- [Task statement]:
Show all lines of the listing that hold the word "upper".

- [Excerpted records]:
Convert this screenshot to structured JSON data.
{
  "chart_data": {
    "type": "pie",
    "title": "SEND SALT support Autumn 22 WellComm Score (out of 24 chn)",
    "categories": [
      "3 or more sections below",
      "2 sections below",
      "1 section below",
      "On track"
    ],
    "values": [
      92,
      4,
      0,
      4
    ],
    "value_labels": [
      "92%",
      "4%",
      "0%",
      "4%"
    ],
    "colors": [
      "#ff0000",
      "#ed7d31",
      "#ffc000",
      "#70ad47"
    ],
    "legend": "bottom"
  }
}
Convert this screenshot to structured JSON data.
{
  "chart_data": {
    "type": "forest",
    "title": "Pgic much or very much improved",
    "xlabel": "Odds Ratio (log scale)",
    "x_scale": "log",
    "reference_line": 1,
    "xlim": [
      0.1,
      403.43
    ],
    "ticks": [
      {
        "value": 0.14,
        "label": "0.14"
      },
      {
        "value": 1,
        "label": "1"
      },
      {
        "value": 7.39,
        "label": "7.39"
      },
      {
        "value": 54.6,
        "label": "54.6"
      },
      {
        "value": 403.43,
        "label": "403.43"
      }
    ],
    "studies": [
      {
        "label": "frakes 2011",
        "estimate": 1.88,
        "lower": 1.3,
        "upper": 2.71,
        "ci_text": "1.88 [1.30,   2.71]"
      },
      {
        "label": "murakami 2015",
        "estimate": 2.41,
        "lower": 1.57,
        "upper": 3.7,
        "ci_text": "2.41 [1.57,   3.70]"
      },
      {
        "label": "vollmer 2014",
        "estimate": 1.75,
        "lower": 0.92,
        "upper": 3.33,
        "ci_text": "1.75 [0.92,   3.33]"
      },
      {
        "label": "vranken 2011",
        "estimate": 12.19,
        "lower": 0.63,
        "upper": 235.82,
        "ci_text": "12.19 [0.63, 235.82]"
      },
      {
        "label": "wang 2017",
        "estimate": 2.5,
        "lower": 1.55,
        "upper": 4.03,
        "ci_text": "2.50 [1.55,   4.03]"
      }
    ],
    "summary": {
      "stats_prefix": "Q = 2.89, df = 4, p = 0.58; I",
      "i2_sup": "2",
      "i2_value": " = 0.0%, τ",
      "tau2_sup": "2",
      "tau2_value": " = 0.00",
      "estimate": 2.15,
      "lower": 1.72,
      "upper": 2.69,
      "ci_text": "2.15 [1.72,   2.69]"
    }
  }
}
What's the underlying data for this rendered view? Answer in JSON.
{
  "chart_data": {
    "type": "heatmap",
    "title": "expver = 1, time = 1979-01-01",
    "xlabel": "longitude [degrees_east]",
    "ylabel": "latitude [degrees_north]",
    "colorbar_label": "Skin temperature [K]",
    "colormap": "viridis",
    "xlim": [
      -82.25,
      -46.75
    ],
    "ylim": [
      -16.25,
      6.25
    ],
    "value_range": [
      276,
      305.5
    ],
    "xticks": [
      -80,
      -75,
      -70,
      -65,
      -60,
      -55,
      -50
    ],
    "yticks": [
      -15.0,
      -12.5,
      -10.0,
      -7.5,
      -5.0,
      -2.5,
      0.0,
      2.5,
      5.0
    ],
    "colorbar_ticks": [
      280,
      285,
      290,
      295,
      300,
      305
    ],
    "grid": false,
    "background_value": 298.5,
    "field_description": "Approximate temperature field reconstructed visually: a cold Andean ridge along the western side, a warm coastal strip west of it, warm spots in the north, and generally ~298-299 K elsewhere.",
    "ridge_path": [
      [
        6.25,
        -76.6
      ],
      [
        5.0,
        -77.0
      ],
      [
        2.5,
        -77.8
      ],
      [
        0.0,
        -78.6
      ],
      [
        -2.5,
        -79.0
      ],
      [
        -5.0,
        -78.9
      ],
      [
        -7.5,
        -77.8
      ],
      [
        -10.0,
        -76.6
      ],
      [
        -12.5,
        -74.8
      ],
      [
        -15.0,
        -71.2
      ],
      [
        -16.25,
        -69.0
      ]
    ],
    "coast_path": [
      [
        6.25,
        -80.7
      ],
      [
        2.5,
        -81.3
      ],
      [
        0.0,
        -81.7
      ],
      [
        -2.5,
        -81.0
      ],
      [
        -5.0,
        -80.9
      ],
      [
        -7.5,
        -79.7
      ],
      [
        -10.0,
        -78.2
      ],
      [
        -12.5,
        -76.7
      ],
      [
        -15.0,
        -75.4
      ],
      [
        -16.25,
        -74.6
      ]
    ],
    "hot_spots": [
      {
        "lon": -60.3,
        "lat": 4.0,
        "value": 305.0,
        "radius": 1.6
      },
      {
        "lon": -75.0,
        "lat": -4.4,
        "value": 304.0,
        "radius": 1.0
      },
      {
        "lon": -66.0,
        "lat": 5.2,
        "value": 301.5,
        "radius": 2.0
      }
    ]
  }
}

- [The solution]:
        "upper": 2.71,
        "upper": 3.7,
        "upper": 3.33,
        "upper": 235.82,
        "upper": 4.03,
      "upper": 2.69,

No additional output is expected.